PG::Error: ERROR: duplicate key value violates unique constraint "index_katello_repository_errata_on_erratum_id_and_repo_id" DETAIL: Key (erratum_id, repository_id)=(1, 1669) already exists. : INSERT INTO katello_repository_errata (erratum_id, repository_id, created_at, updated_at) VALUES (1, 1669, '2018-03-15 09:21:17', '2018-03-15 09:21:17') 

I think the proper way would be:

sequence do:
  concurrence do:
    plan_step(Actions::Pulp::Repository::Copy*)
  plan_step(Actions::Katello::Repository::IndexContent)
  concurrence do:
    plan_step(Actions::Pulp::Repository::Purge*)
  plan_step(Actions::Katello::Repository::IndexErrata)
  plan_step(Actions::Katello::Repository::IndexPackageGroup)

(i.e. we can run concurrently *only* pulp steps, and copy* before any purge*)

Could some katello guy review this if the above is right (and original idea wrong)?

Comment 6 Brad Buckingham 2018-03-15 11:07:32 UTC

Hi Pavel,

Thanks for re-running the scenario with the current cv-shredder improvements included.  That is really good news to hear that there may be some additional improvements possible.

I do think it is worthwhile to investigate and see if there are opportunities perform some of the steps in parallel vs sequentially.  I will add this to an upcoming sprint for investigation.

Comment 7 Pavel Moravec 2018-03-15 11:18:10 UTC

(anyway I would be curious why my patch parallelizing Copy* helps (so much), if one of the improvements in the HF was "dont copy units when using yum_clone_distributor" - that improvement shall skip these steps, no? but I still see them :-o)

Comment 8 Justin Sherrill 2018-04-19 01:03:05 UTC

Created redmine issue http://projects.theforeman.org/issues/23322 from this bug

Comment 9 Samir Jha 2018-05-23 14:19:37 UTC

Hello Pavel,

We have a PR (https://github.com/Katello/katello/pull/7343) with the changes to add concurrency where possible.

We did not see enough improvement with the changes, mostly cause, pulp does most of the I/O work sequentially and that is where most of the time is consumed. Making some of those steps concurrent adds a layer of complexity which does not improve performance to justify adding the changes.

Thanks,
Samir

Comment 10 Pavel Moravec 2018-05-25 06:03:43 UTC

Thanks for testing and sorry my idea was not as good as it originally looked like :)

=== Description of the task ===
Print the stretch of the Katello bug thread from "PG::Error: ERROR: duplicate" through "plan_step(Actions::Pulp::Repository::Purge*)" without changing a word.

=== Listed records ===
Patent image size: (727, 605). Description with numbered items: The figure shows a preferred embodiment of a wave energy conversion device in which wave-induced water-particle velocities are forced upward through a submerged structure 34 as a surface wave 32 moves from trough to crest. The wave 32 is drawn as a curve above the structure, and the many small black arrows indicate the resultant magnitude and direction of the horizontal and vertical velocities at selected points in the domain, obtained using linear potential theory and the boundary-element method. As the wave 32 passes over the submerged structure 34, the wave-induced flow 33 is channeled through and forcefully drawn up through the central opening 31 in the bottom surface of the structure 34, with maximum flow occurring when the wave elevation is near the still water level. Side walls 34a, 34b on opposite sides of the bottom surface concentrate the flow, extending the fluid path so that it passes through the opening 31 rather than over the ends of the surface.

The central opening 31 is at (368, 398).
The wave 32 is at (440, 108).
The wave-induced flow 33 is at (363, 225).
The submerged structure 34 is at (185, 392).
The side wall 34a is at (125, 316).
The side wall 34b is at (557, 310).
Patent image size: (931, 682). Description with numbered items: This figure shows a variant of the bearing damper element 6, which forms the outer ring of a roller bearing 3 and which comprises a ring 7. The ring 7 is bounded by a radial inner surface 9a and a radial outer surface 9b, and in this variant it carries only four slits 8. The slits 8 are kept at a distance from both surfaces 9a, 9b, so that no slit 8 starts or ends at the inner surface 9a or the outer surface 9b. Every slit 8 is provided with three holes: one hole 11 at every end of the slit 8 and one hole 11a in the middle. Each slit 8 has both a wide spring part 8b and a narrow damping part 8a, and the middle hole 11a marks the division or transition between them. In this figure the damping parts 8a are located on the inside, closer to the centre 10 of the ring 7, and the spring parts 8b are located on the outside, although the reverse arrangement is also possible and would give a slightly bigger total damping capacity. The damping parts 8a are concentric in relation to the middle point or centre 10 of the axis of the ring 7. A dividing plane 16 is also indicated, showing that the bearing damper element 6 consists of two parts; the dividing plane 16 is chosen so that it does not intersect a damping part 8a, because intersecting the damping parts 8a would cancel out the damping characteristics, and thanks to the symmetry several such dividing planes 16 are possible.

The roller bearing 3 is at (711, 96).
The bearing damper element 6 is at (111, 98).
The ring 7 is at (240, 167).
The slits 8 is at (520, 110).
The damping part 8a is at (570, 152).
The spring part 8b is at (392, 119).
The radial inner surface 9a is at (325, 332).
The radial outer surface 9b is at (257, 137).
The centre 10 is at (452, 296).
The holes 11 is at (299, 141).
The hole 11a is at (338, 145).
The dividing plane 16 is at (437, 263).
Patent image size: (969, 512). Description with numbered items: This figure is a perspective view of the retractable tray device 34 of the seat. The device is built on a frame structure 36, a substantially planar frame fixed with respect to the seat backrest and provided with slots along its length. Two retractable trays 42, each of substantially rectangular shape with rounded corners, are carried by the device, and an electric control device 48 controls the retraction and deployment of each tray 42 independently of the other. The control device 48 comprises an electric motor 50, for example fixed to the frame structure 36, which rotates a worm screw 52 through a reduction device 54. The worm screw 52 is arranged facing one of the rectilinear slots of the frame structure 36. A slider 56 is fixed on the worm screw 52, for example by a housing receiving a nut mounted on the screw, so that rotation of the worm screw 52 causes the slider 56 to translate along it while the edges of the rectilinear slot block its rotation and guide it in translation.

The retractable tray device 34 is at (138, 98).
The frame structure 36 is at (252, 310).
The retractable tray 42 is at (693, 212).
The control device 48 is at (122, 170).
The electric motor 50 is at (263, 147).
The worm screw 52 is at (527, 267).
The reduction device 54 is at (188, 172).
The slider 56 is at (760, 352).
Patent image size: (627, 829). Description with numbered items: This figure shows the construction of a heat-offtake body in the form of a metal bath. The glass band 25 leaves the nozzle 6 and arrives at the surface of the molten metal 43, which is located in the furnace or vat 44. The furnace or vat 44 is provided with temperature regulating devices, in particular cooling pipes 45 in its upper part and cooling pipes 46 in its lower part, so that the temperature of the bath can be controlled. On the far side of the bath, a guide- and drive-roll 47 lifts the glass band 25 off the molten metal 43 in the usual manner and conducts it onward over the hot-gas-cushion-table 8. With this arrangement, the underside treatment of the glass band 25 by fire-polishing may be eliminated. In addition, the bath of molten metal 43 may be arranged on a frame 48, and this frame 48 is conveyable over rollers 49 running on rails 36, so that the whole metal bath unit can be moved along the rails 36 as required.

=== Task response ===
PG::Error: ERROR: duplicate key value violates unique constraint "index_katello_repository_errata_on_erratum_id_and_repo_id" DETAIL: Key (erratum_id, repository_id)=(1, 1669) already exists. : INSERT INTO katello_repository_errata (erratum_id, repository_id, created_at, updated_at) VALUES (1, 1669, '2018-03-15 09:21:17', '2018-03-15 09:21:17') 

I think the proper way would be:

sequence do:
  concurrence do:
    plan_step(Actions::Pulp::Repository::Copy*)
  plan_step(Actions::Katello::Repository::IndexContent)
  concurrence do:
    plan_step(Actions::Pulp::Repository::Purge*)